━━ Source material

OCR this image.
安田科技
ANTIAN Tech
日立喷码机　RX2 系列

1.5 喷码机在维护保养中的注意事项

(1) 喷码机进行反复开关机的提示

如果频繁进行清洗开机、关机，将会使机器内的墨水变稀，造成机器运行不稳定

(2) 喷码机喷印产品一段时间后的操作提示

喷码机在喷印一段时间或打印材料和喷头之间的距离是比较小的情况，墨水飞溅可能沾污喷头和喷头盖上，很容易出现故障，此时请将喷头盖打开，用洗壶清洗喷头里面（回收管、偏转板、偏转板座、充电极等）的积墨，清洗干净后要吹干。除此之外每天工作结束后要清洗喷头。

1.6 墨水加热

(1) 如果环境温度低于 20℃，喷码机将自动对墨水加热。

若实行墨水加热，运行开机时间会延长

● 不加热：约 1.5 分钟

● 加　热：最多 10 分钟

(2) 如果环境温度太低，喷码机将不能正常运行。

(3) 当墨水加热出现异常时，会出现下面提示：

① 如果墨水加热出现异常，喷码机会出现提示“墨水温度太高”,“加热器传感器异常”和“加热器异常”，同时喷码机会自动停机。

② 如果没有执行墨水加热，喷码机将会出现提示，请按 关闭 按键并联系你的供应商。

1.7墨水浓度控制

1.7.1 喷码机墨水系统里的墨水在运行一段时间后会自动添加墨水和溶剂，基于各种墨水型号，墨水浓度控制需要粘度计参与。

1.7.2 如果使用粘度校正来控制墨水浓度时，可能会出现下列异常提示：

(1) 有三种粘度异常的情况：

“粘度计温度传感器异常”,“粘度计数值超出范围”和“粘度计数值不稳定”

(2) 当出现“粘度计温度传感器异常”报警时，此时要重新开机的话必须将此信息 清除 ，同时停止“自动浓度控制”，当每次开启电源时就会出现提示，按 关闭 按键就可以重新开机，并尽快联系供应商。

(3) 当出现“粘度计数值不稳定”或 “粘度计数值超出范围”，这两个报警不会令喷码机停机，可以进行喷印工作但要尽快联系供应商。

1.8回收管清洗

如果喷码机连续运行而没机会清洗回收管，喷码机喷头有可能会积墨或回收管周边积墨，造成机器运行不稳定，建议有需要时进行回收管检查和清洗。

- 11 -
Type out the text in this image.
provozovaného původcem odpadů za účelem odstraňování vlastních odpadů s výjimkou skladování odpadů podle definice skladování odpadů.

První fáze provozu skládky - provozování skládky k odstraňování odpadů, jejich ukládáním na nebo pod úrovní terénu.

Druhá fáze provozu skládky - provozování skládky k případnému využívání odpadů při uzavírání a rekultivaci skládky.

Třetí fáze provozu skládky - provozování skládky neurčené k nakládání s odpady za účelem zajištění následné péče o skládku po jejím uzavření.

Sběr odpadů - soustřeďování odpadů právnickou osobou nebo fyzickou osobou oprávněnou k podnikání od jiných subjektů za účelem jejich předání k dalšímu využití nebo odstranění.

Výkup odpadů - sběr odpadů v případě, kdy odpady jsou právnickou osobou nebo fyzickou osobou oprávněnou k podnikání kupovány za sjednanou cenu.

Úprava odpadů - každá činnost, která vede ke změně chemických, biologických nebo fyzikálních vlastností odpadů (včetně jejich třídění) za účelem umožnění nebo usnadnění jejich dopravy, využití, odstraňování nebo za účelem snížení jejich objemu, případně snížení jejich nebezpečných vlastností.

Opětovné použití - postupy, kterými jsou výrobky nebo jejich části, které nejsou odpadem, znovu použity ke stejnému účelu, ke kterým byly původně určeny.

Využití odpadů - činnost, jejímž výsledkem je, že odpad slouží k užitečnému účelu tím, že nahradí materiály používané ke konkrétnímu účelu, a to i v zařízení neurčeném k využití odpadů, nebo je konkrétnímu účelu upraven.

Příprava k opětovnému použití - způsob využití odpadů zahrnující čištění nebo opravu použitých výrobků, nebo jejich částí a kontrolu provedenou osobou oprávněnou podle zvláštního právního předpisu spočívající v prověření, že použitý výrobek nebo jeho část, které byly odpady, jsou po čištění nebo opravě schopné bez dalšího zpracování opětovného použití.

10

━━━━

What is asked:
Only lines with the string "粘度计数值超出范围" belong in your answer; copy each one.

Answer to the exercise:
“粘度计温度传感器异常”,“粘度计数值超出范围”和“粘度计数值不稳定”
(3) 当出现“粘度计数值不稳定”或 “粘度计数值超出范围”，这两个报警不会令喷码机停机，可以进行喷印工作但要尽快联系供应商。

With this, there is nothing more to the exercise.